Stored items from a collection:
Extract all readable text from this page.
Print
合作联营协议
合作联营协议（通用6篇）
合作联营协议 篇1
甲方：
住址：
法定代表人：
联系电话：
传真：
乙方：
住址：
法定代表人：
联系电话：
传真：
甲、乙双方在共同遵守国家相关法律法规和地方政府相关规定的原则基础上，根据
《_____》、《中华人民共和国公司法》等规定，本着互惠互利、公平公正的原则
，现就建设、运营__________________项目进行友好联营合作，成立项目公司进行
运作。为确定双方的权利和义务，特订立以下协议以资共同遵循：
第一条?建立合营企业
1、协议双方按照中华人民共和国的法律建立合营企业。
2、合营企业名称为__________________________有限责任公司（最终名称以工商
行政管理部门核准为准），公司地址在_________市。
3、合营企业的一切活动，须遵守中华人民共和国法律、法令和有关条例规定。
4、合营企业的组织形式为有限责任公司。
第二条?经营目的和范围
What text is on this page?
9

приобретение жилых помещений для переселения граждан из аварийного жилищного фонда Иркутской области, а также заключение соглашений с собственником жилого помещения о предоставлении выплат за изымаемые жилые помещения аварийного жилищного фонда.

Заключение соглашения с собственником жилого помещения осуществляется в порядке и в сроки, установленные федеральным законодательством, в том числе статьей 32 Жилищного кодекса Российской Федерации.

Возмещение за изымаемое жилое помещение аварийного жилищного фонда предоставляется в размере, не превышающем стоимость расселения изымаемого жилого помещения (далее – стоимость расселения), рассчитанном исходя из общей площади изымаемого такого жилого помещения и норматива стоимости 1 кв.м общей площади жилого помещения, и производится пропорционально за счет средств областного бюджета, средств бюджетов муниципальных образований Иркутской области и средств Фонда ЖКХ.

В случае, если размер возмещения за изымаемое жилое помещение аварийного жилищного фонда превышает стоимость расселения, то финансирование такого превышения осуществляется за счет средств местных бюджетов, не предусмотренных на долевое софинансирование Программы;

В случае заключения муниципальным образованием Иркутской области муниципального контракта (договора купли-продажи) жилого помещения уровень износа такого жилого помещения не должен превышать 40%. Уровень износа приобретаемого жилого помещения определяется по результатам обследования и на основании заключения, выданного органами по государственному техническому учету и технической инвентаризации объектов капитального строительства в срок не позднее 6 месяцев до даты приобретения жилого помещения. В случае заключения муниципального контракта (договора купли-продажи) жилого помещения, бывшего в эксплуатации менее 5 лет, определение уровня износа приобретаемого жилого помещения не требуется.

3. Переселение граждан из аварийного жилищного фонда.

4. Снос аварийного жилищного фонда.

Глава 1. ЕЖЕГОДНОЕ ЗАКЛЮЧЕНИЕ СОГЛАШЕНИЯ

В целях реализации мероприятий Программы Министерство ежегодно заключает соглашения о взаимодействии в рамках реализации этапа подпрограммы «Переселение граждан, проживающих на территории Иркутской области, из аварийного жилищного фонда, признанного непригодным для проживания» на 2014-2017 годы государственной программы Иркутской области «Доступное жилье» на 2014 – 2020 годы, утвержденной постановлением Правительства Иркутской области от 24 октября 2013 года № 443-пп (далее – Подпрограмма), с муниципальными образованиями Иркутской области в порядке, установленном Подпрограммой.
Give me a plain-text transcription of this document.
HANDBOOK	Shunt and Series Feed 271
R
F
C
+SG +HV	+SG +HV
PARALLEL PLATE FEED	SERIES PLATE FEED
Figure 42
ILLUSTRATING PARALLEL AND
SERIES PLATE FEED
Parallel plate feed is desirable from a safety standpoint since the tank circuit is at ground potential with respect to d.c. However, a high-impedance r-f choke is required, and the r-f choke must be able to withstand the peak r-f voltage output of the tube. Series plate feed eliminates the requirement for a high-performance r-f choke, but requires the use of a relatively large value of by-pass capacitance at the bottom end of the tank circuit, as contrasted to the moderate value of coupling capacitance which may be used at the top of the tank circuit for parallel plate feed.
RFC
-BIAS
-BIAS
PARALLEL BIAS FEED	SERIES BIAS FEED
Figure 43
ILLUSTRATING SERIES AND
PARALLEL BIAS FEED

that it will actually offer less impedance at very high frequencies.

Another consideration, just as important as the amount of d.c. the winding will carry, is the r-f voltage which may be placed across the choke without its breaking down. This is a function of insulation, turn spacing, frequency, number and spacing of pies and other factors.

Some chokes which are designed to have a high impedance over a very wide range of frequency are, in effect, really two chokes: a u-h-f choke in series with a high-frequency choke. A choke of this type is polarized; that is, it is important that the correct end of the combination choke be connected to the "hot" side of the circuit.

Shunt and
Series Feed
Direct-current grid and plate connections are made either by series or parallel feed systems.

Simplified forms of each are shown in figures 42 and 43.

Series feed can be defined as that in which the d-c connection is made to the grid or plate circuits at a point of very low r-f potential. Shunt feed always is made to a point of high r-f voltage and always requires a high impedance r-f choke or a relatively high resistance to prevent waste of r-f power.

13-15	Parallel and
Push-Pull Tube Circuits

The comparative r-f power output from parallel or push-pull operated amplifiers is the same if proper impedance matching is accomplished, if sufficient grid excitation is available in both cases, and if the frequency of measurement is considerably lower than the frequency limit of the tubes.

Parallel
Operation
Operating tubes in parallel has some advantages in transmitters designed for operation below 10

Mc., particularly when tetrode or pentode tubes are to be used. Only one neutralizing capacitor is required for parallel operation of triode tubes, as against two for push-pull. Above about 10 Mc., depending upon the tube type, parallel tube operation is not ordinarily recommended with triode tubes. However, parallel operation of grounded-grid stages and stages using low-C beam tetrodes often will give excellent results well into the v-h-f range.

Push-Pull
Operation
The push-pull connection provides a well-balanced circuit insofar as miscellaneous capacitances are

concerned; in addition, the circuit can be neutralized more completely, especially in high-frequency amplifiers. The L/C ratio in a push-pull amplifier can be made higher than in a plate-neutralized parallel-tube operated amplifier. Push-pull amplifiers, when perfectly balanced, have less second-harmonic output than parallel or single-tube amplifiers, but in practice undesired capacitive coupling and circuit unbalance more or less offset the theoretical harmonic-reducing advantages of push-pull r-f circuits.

## TASK REQUIREMENTS
Retype the whole listing, matching it exactly.

## RESULT BELOW
Extract all readable text from this page.
Print
合作联营协议
合作联营协议（通用6篇）
合作联营协议 篇1
甲方：
住址：
法定代表人：
联系电话：
传真：
乙方：
住址：
法定代表人：
联系电话：
传真：
甲、乙双方在共同遵守国家相关法律法规和地方政府相关规定的原则基础上，根据
《_____》、《中华人民共和国公司法》等规定，本着互惠互利、公平公正的原则
，现就建设、运营__________________项目进行友好联营合作，成立项目公司进行
运作。为确定双方的权利和义务，特订立以下协议以资共同遵循：
第一条?建立合营企业
1、协议双方按照中华人民共和国的法律建立合营企业。
2、合营企业名称为__________________________有限责任公司（最终名称以工商
行政管理部门核准为准），公司地址在_________市。
3、合营企业的一切活动，须遵守中华人民共和国法律、法令和有关条例规定。
4、合营企业的组织形式为有限责任公司。
第二条?经营目的和范围
What text is on this page?
9

приобретение жилых помещений для переселения граждан из аварийного жилищного фонда Иркутской области, а также заключение соглашений с собственником жилого помещения о предоставлении выплат за изымаемые жилые помещения аварийного жилищного фонда.

Заключение соглашения с собственником жилого помещения осуществляется в порядке и в сроки, установленные федеральным законодательством, в том числе статьей 32 Жилищного кодекса Российской Федерации.

Возмещение за изымаемое жилое помещение аварийного жилищного фонда предоставляется в размере, не превышающем стоимость расселения изымаемого жилого помещения (далее – стоимость расселения), рассчитанном исходя из общей площади изымаемого такого жилого помещения и норматива стоимости 1 кв.м общей площади жилого помещения, и производится пропорционально за счет средств областного бюджета, средств бюджетов муниципальных образований Иркутской области и средств Фонда ЖКХ.

В случае, если размер возмещения за изымаемое жилое помещение аварийного жилищного фонда превышает стоимость расселения, то финансирование такого превышения осуществляется за счет средств местных бюджетов, не предусмотренных на долевое софинансирование Программы;

В случае заключения муниципальным образованием Иркутской области муниципального контракта (договора купли-продажи) жилого помещения уровень износа такого жилого помещения не должен превышать 40%. Уровень износа приобретаемого жилого помещения определяется по результатам обследования и на основании заключения, выданного органами по государственному техническому учету и технической инвентаризации объектов капитального строительства в срок не позднее 6 месяцев до даты приобретения жилого помещения. В случае заключения муниципального контракта (договора купли-продажи) жилого помещения, бывшего в эксплуатации менее 5 лет, определение уровня износа приобретаемого жилого помещения не требуется.

3. Переселение граждан из аварийного жилищного фонда.

4. Снос аварийного жилищного фонда.

Глава 1. ЕЖЕГОДНОЕ ЗАКЛЮЧЕНИЕ СОГЛАШЕНИЯ

В целях реализации мероприятий Программы Министерство ежегодно заключает соглашения о взаимодействии в рамках реализации этапа подпрограммы «Переселение граждан, проживающих на территории Иркутской области, из аварийного жилищного фонда, признанного непригодным для проживания» на 2014-2017 годы государственной программы Иркутской области «Доступное жилье» на 2014 – 2020 годы, утвержденной постановлением Правительства Иркутской области от 24 октября 2013 года № 443-пп (далее – Подпрограмма), с муниципальными образованиями Иркутской области в порядке, установленном Подпрограммой.
Give me a plain-text transcription of this document.
HANDBOOK	Shunt and Series Feed 271
R
F
C
+SG +HV	+SG +HV
PARALLEL PLATE FEED	SERIES PLATE FEED
Figure 42
ILLUSTRATING PARALLEL AND
SERIES PLATE FEED
Parallel plate feed is desirable from a safety standpoint since the tank circuit is at ground potential with respect to d.c. However, a high-impedance r-f choke is required, and the r-f choke must be able to withstand the peak r-f voltage output of the tube. Series plate feed eliminates the requirement for a high-performance r-f choke, but requires the use of a relatively large value of by-pass capacitance at the bottom end of the tank circuit, as contrasted to the moderate value of coupling capacitance which may be used at the top of the tank circuit for parallel plate feed.
RFC
-BIAS
-BIAS
PARALLEL BIAS FEED	SERIES BIAS FEED
Figure 43
ILLUSTRATING SERIES AND
PARALLEL BIAS FEED

that it will actually offer less impedance at very high frequencies.

Another consideration, just as important as the amount of d.c. the winding will carry, is the r-f voltage which may be placed across the choke without its breaking down. This is a function of insulation, turn spacing, frequency, number and spacing of pies and other factors.

Some chokes which are designed to have a high impedance over a very wide range of frequency are, in effect, really two chokes: a u-h-f choke in series with a high-frequency choke. A choke of this type is polarized; that is, it is important that the correct end of the combination choke be connected to the "hot" side of the circuit.

Shunt and
Series Feed
Direct-current grid and plate connections are made either by series or parallel feed systems.

Simplified forms of each are shown in figures 42 and 43.

Series feed can be defined as that in which the d-c connection is made to the grid or plate circuits at a point of very low r-f potential. Shunt feed always is made to a point of high r-f voltage and always requires a high impedance r-f choke or a relatively high resistance to prevent waste of r-f power.

13-15	Parallel and
Push-Pull Tube Circuits

The comparative r-f power output from parallel or push-pull operated amplifiers is the same if proper impedance matching is accomplished, if sufficient grid excitation is available in both cases, and if the frequency of measurement is considerably lower than the frequency limit of the tubes.

Parallel
Operation
Operating tubes in parallel has some advantages in transmitters designed for operation below 10

Mc., particularly when tetrode or pentode tubes are to be used. Only one neutralizing capacitor is required for parallel operation of triode tubes, as against two for push-pull. Above about 10 Mc., depending upon the tube type, parallel tube operation is not ordinarily recommended with triode tubes. However, parallel operation of grounded-grid stages and stages using low-C beam tetrodes often will give excellent results well into the v-h-f range.

Push-Pull
Operation
The push-pull connection provides a well-balanced circuit insofar as miscellaneous capacitances are

concerned; in addition, the circuit can be neutralized more completely, especially in high-frequency amplifiers. The L/C ratio in a push-pull amplifier can be made higher than in a plate-neutralized parallel-tube operated amplifier. Push-pull amplifiers, when perfectly balanced, have less second-harmonic output than parallel or single-tube amplifiers, but in practice undesired capacitive coupling and circuit unbalance more or less offset the theoretical harmonic-reducing advantages of push-pull r-f circuits.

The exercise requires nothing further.